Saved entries
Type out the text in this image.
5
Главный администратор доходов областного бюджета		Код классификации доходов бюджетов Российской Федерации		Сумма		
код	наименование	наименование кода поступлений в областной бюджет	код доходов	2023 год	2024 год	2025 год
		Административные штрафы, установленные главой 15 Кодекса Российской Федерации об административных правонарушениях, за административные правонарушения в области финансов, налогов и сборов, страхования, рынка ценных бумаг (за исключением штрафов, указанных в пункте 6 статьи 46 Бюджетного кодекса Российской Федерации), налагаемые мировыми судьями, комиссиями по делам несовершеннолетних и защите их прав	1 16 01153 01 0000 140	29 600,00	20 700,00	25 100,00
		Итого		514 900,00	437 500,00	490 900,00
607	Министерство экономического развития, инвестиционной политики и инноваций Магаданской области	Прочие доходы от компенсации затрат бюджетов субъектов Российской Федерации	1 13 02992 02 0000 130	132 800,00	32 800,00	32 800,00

* * *

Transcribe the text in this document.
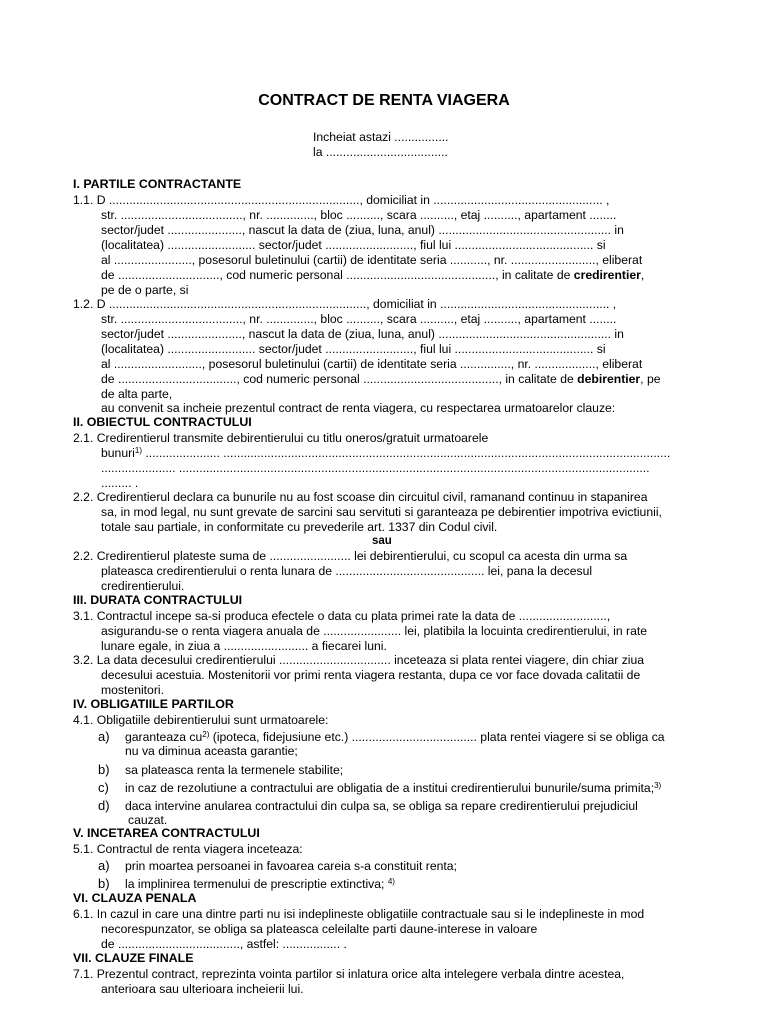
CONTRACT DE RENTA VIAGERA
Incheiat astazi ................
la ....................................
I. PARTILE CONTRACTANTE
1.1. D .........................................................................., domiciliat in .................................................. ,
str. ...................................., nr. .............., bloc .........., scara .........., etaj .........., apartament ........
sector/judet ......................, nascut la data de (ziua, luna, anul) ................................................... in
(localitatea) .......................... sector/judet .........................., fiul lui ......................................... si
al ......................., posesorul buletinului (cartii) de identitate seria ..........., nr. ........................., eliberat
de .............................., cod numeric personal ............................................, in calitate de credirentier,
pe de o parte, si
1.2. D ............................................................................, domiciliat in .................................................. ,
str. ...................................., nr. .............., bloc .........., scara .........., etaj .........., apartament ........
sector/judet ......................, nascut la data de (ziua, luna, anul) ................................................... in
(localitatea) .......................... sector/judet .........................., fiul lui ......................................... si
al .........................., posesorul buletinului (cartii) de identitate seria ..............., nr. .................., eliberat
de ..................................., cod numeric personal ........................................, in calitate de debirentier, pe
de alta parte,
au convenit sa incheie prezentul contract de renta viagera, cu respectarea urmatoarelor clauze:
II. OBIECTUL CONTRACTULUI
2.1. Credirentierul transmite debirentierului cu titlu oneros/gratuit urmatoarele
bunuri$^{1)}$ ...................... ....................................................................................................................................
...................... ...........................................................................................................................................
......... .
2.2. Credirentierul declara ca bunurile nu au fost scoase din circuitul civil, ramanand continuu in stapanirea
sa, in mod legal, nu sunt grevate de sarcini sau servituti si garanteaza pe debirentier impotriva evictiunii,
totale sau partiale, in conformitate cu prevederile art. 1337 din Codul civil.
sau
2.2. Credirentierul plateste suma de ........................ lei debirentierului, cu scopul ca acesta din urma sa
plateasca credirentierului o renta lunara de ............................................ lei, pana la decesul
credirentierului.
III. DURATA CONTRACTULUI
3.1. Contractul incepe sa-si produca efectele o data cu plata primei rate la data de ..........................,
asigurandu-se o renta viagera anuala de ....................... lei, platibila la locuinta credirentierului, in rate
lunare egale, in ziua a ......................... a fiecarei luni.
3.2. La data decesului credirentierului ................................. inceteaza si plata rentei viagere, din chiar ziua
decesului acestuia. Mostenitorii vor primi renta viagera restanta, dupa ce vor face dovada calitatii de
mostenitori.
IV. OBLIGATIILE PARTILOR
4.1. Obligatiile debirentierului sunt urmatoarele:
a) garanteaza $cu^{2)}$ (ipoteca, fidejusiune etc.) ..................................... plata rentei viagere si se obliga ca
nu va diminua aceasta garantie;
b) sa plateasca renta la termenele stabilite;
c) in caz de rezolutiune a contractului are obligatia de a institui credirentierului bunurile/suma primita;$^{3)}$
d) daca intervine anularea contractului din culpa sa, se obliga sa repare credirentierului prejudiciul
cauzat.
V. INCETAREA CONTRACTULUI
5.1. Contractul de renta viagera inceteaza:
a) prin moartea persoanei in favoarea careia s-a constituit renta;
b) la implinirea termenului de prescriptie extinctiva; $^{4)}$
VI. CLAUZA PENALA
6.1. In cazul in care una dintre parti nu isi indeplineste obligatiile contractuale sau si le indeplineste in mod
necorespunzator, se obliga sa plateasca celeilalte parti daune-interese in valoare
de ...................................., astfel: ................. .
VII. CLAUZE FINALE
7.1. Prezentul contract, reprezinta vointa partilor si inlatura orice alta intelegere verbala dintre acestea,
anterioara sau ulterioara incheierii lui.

● Prompt
Filter the listing above for the string "Российской" and copy every matching line.

● Output of the task
Главный администратор доходов областного бюджета		Код классификации доходов бюджетов Российской Федерации		Сумма		
		Административные штрафы, установленные главой 15 Кодекса Российской Федерации об административных правонарушениях, за административные правонарушения в области финансов, налогов и сборов, страхования, рынка ценных бумаг (за исключением штрафов, указанных в пункте 6 статьи 46 Бюджетного кодекса Российской Федерации), налагаемые мировыми судьями, комиссиями по делам несовершеннолетних и защите их прав	1 16 01153 01 0000 140	29 600,00	20 700,00	25 100,00
607	Министерство экономического развития, инвестиционной политики и инноваций Магаданской области	Прочие доходы от компенсации затрат бюджетов субъектов Российской Федерации	1 13 02992 02 0000 130	132 800,00	32 800,00	32 800,00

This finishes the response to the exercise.